▶ _PROBLEM_
Quote all of the data that follows exactly as written, skipping the images.

======== RECORDS FOR THIS EXERCISE

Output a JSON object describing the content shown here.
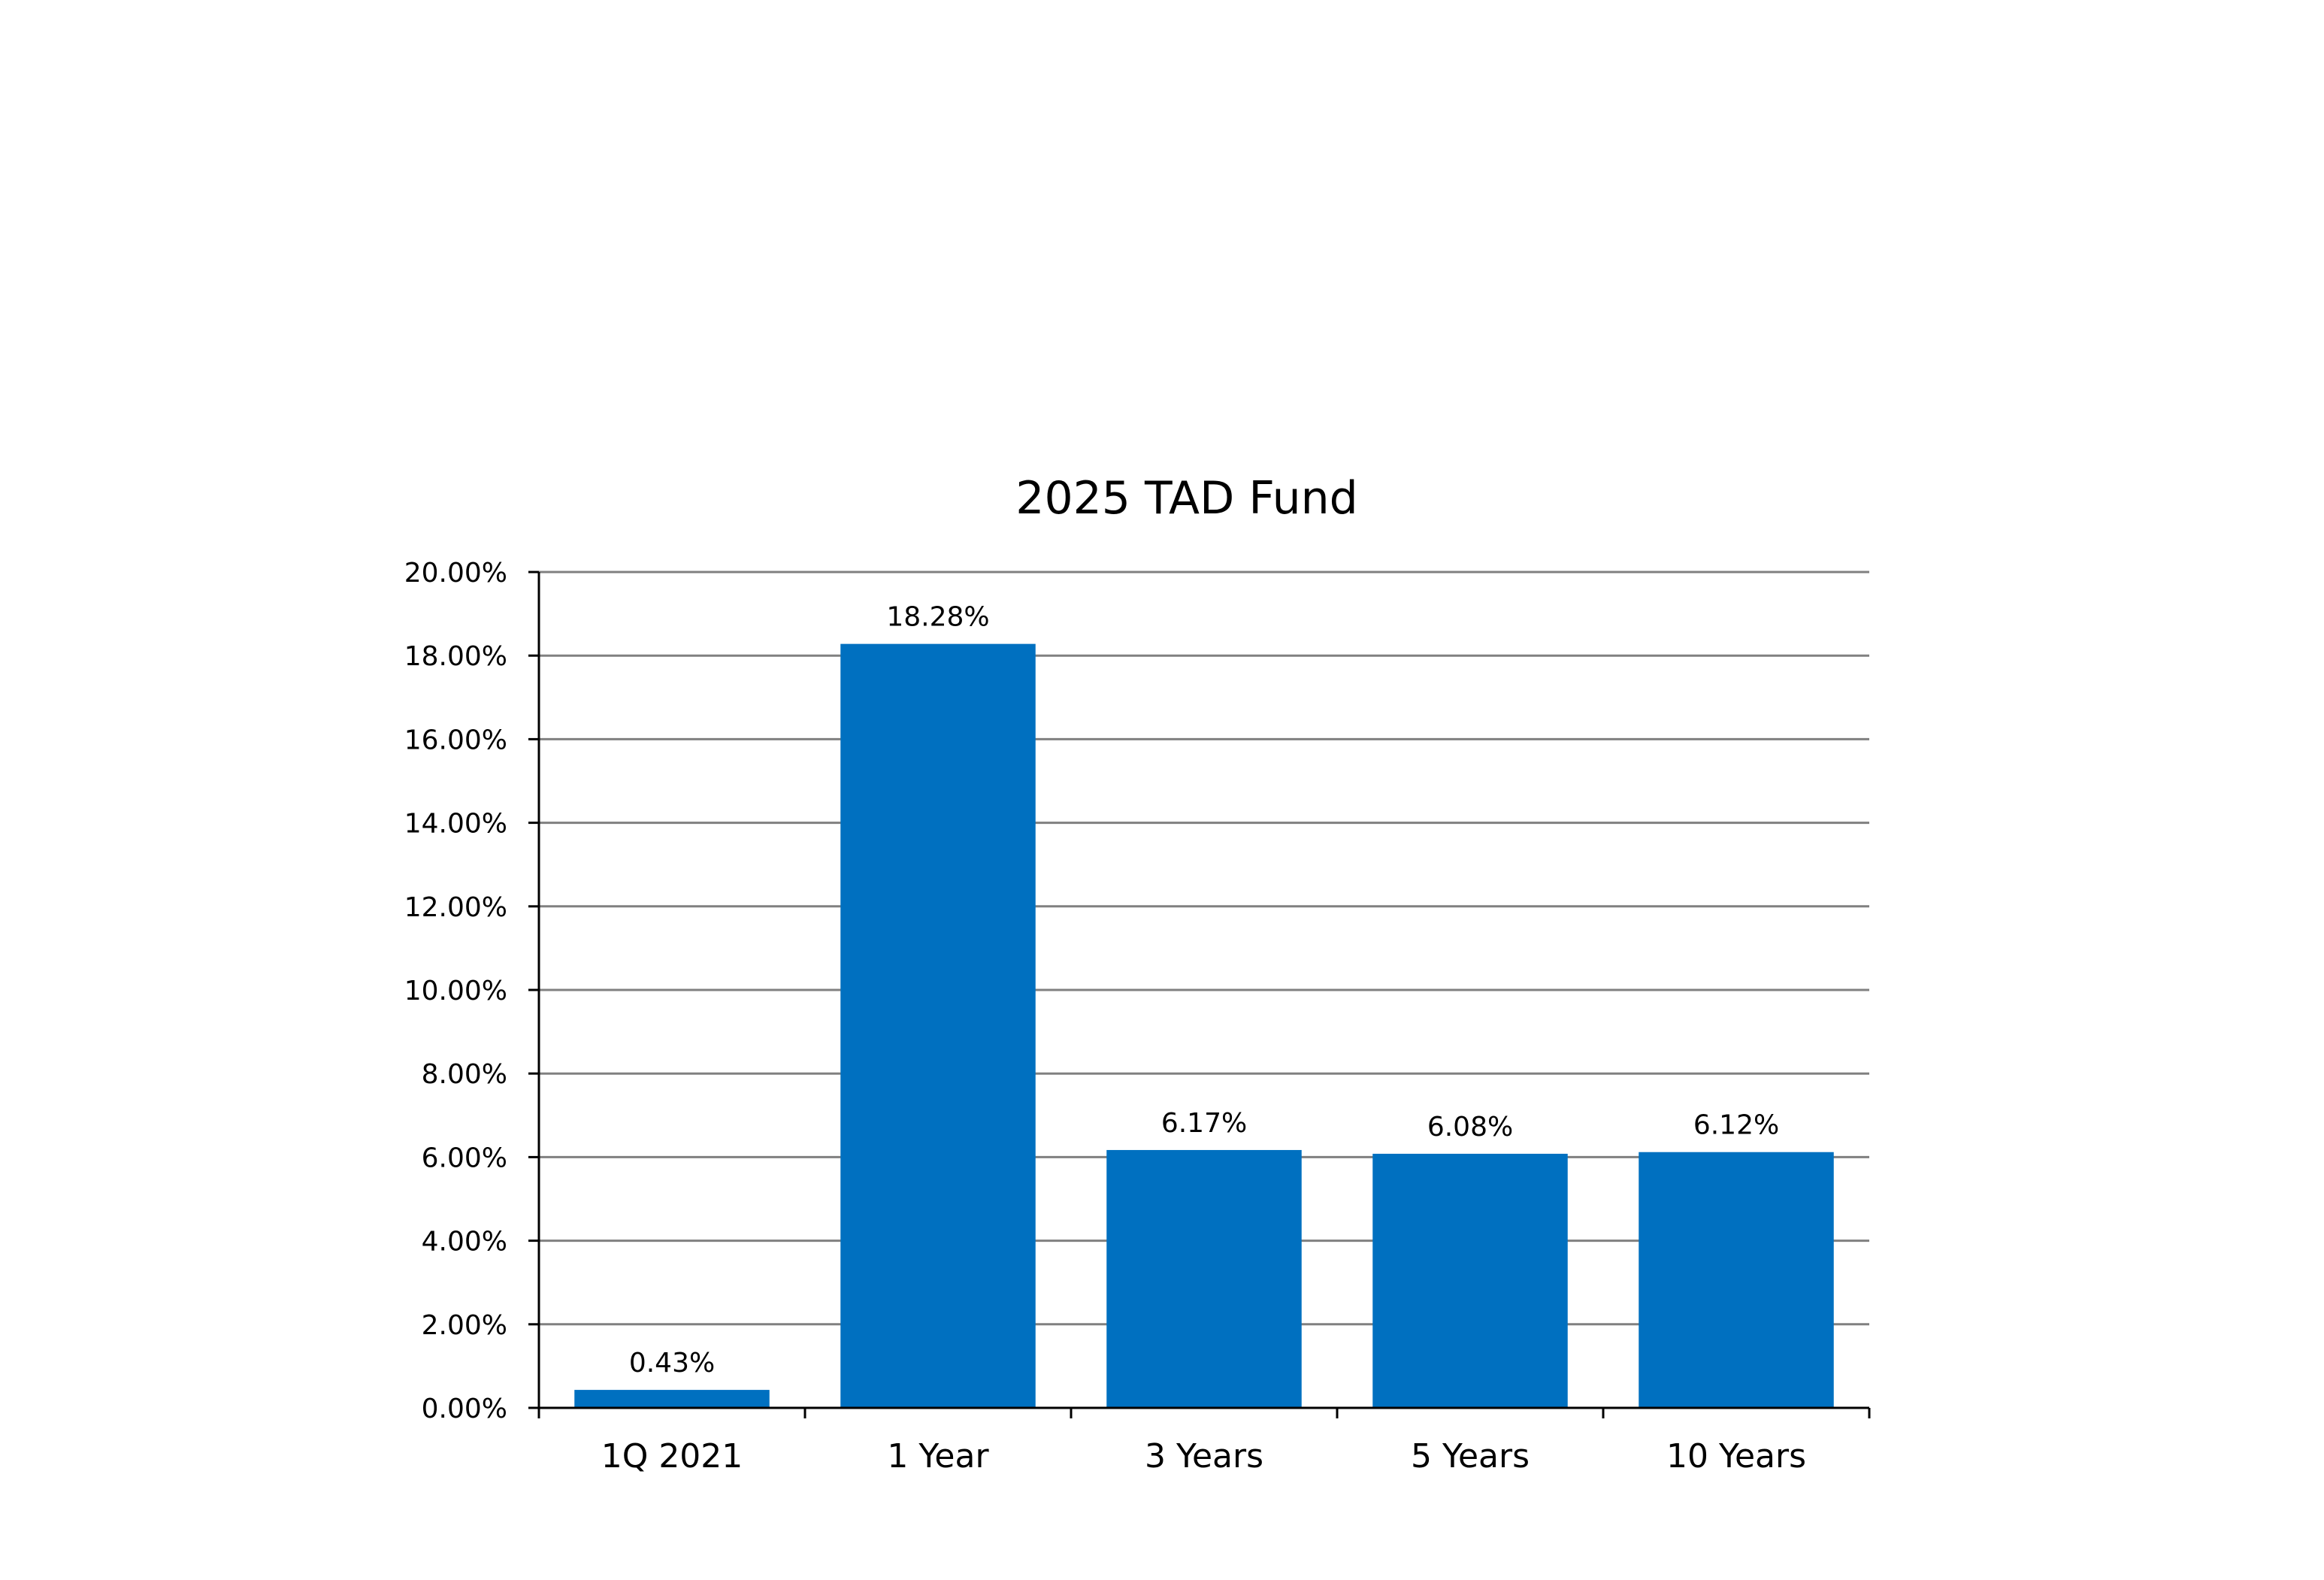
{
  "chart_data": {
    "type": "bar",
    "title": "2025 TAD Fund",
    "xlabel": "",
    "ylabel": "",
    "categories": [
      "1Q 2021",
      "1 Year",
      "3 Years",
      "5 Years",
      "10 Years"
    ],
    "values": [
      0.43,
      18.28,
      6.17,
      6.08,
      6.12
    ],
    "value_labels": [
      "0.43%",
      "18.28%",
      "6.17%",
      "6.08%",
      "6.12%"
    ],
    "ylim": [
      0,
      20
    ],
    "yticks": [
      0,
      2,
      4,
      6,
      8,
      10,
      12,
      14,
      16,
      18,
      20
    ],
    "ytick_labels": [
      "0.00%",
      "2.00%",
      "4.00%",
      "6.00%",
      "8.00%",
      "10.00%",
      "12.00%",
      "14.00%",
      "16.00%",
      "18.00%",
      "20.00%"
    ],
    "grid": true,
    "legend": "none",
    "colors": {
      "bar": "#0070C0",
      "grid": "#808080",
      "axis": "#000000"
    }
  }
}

================

▶ _RESULT OF THE TASK_
Output a JSON object describing the content shown here.
{
  "chart_data": {
    "type": "bar",
    "title": "2025 TAD Fund",
    "xlabel": "",
    "ylabel": "",
    "categories": [
      "1Q 2021",
      "1 Year",
      "3 Years",
      "5 Years",
      "10 Years"
    ],
    "values": [
      0.43,
      18.28,
      6.17,
      6.08,
      6.12
    ],
    "value_labels": [
      "0.43%",
      "18.28%",
      "6.17%",
      "6.08%",
      "6.12%"
    ],
    "ylim": [
      0,
      20
    ],
    "yticks": [
      0,
      2,
      4,
      6,
      8,
      10,
      12,
      14,
      16,
      18,
      20
    ],
    "ytick_labels": [
      "0.00%",
      "2.00%",
      "4.00%",
      "6.00%",
      "8.00%",
      "10.00%",
      "12.00%",
      "14.00%",
      "16.00%",
      "18.00%",
      "20.00%"
    ],
    "grid": true,
    "legend": "none",
    "colors": {
      "bar": "#0070C0",
      "grid": "#808080",
      "axis": "#000000"
    }
  }
}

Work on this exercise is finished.